SHORT PROBLEM: Where a line holds "data", copy it.

SUPPLIED ENTRIES:
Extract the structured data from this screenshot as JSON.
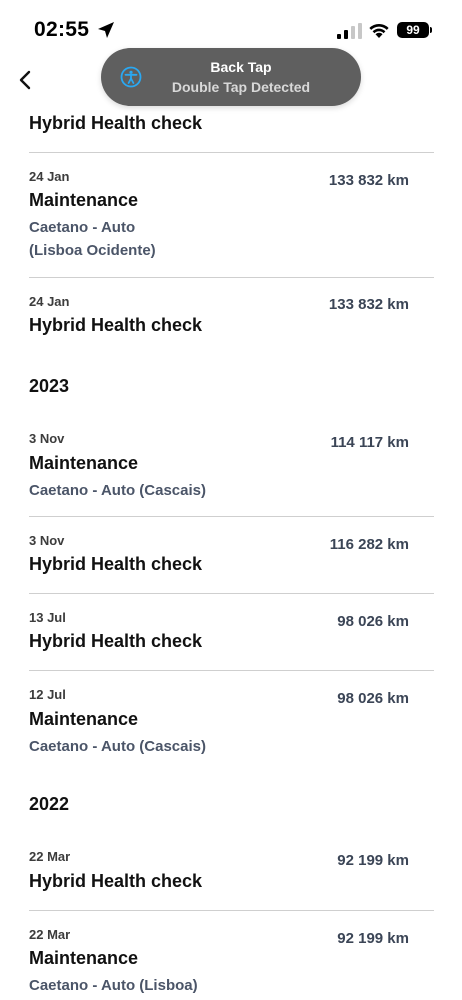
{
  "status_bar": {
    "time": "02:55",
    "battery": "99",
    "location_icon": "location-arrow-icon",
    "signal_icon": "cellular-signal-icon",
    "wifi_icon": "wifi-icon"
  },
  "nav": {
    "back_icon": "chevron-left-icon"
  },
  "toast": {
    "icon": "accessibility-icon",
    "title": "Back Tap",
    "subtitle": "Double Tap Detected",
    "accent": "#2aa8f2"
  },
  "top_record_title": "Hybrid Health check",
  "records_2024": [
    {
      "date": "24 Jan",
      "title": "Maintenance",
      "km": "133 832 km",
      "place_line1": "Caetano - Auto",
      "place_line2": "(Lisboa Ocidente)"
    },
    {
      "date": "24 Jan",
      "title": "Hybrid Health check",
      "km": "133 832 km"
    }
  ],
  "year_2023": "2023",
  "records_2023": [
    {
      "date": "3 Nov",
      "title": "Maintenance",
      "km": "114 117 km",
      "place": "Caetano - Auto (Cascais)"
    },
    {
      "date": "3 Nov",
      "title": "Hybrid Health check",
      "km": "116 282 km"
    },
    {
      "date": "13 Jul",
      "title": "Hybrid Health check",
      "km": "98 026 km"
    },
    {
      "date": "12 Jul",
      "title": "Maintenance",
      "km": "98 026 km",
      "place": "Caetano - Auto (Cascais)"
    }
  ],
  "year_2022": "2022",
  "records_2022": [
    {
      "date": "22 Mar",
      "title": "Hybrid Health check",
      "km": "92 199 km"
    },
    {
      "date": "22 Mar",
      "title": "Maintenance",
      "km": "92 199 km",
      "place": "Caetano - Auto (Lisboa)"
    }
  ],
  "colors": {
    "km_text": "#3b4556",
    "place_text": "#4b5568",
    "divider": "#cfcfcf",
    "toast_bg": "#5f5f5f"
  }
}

...

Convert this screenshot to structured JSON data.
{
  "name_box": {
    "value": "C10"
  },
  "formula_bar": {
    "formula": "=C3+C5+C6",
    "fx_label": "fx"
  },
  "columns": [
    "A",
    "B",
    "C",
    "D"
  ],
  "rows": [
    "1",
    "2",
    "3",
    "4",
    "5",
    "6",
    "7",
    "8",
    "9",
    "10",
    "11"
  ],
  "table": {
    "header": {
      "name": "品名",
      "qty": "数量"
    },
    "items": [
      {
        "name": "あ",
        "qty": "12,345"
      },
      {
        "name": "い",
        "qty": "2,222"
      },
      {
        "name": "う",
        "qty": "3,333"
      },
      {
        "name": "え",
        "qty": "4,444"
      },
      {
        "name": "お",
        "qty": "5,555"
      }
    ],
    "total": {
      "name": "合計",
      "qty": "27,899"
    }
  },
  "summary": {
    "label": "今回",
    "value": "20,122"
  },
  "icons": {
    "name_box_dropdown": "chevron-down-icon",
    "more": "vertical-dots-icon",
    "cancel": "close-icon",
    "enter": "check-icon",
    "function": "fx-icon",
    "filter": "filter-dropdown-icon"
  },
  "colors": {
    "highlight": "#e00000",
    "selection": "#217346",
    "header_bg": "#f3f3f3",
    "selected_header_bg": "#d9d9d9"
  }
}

SOLUTION FOR THIS PROBLEM:
Extract the structured data from this screenshot as JSON.
Convert this screenshot to structured JSON data.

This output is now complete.